## PROBLEM REQUIREMENTS:
Print all of the entries exactly, minus the pictures.

## Stored records:
——

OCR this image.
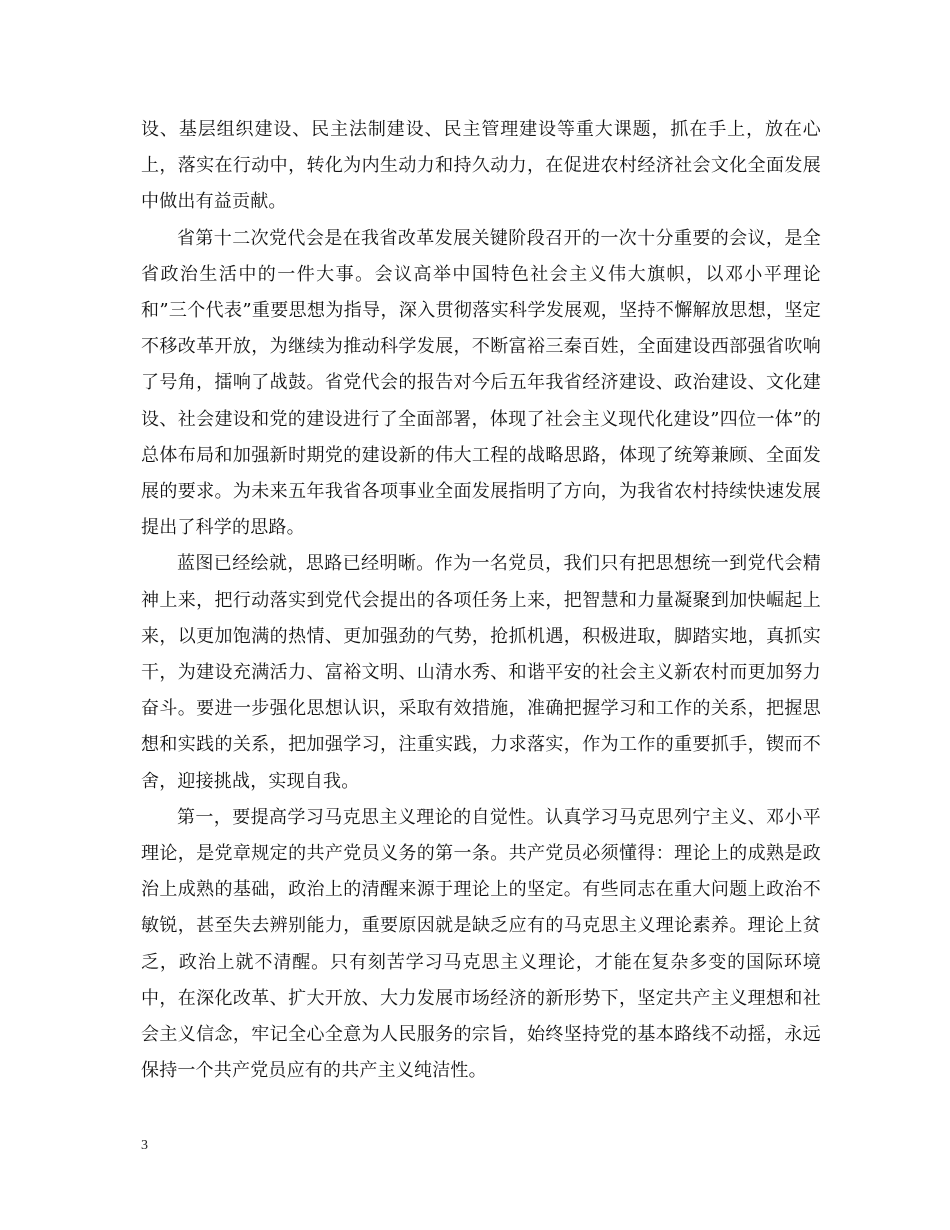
设、基层组织建设、民主法制建设、民主管理建设等重大课题，抓在手上，放在心上，落实在行动中，转化为内生动力和持久动力，在促进农村经济社会文化全面发展中做出有益贡献。

省第十二次党代会是在我省改革发展关键阶段召开的一次十分重要的会议，是全省政治生活中的一件大事。会议高举中国特色社会主义伟大旗帜，以邓小平理论和”三个代表”重要思想为指导，深入贯彻落实科学发展观，坚持不懈解放思想，坚定不移改革开放，为继续为推动科学发展，不断富裕三秦百姓，全面建设西部强省吹响了号角，擂响了战鼓。省党代会的报告对今后五年我省经济建设、政治建设、文化建设、社会建设和党的建设进行了全面部署，体现了社会主义现代化建设”四位一体”的总体布局和加强新时期党的建设新的伟大工程的战略思路，体现了统筹兼顾、全面发展的要求。为未来五年我省各项事业全面发展指明了方向，为我省农村持续快速发展提出了科学的思路。

蓝图已经绘就，思路已经明晰。作为一名党员，我们只有把思想统一到党代会精神上来，把行动落实到党代会提出的各项任务上来，把智慧和力量凝聚到加快崛起上来，以更加饱满的热情、更加强劲的气势，抢抓机遇，积极进取，脚踏实地，真抓实干，为建设充满活力、富裕文明、山清水秀、和谐平安的社会主义新农村而更加努力奋斗。要进一步强化思想认识，采取有效措施，准确把握学习和工作的关系，把握思想和实践的关系，把加强学习，注重实践，力求落实，作为工作的重要抓手，锲而不舍，迎接挑战，实现自我。

第一，要提高学习马克思主义理论的自觉性。认真学习马克思列宁主义、邓小平理论，是党章规定的共产党员义务的第一条。共产党员必须懂得：理论上的成熟是政治上成熟的基础，政治上的清醒来源于理论上的坚定。有些同志在重大问题上政治不敏锐，甚至失去辨别能力，重要原因就是缺乏应有的马克思主义理论素养。理论上贫乏，政治上就不清醒。只有刻苦学习马克思主义理论，才能在复杂多变的国际环境中，在深化改革、扩大开放、大力发展市场经济的新形势下，坚定共产主义理想和社会主义信念，牢记全心全意为人民服务的宗旨，始终坚持党的基本路线不动摇，永远保持一个共产党员应有的共产主义纯洁性。

3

——

## SOLUTION TO THIS EXERCISE:
OCR this image.
设、基层组织建设、民主法制建设、民主管理建设等重大课题，抓在手上，放在心上，落实在行动中，转化为内生动力和持久动力，在促进农村经济社会文化全面发展中做出有益贡献。

省第十二次党代会是在我省改革发展关键阶段召开的一次十分重要的会议，是全省政治生活中的一件大事。会议高举中国特色社会主义伟大旗帜，以邓小平理论和”三个代表”重要思想为指导，深入贯彻落实科学发展观，坚持不懈解放思想，坚定不移改革开放，为继续为推动科学发展，不断富裕三秦百姓，全面建设西部强省吹响了号角，擂响了战鼓。省党代会的报告对今后五年我省经济建设、政治建设、文化建设、社会建设和党的建设进行了全面部署，体现了社会主义现代化建设”四位一体”的总体布局和加强新时期党的建设新的伟大工程的战略思路，体现了统筹兼顾、全面发展的要求。为未来五年我省各项事业全面发展指明了方向，为我省农村持续快速发展提出了科学的思路。

蓝图已经绘就，思路已经明晰。作为一名党员，我们只有把思想统一到党代会精神上来，把行动落实到党代会提出的各项任务上来，把智慧和力量凝聚到加快崛起上来，以更加饱满的热情、更加强劲的气势，抢抓机遇，积极进取，脚踏实地，真抓实干，为建设充满活力、富裕文明、山清水秀、和谐平安的社会主义新农村而更加努力奋斗。要进一步强化思想认识，采取有效措施，准确把握学习和工作的关系，把握思想和实践的关系，把加强学习，注重实践，力求落实，作为工作的重要抓手，锲而不舍，迎接挑战，实现自我。

第一，要提高学习马克思主义理论的自觉性。认真学习马克思列宁主义、邓小平理论，是党章规定的共产党员义务的第一条。共产党员必须懂得：理论上的成熟是政治上成熟的基础，政治上的清醒来源于理论上的坚定。有些同志在重大问题上政治不敏锐，甚至失去辨别能力，重要原因就是缺乏应有的马克思主义理论素养。理论上贫乏，政治上就不清醒。只有刻苦学习马克思主义理论，才能在复杂多变的国际环境中，在深化改革、扩大开放、大力发展市场经济的新形势下，坚定共产主义理想和社会主义信念，牢记全心全意为人民服务的宗旨，始终坚持党的基本路线不动摇，永远保持一个共产党员应有的共产主义纯洁性。

3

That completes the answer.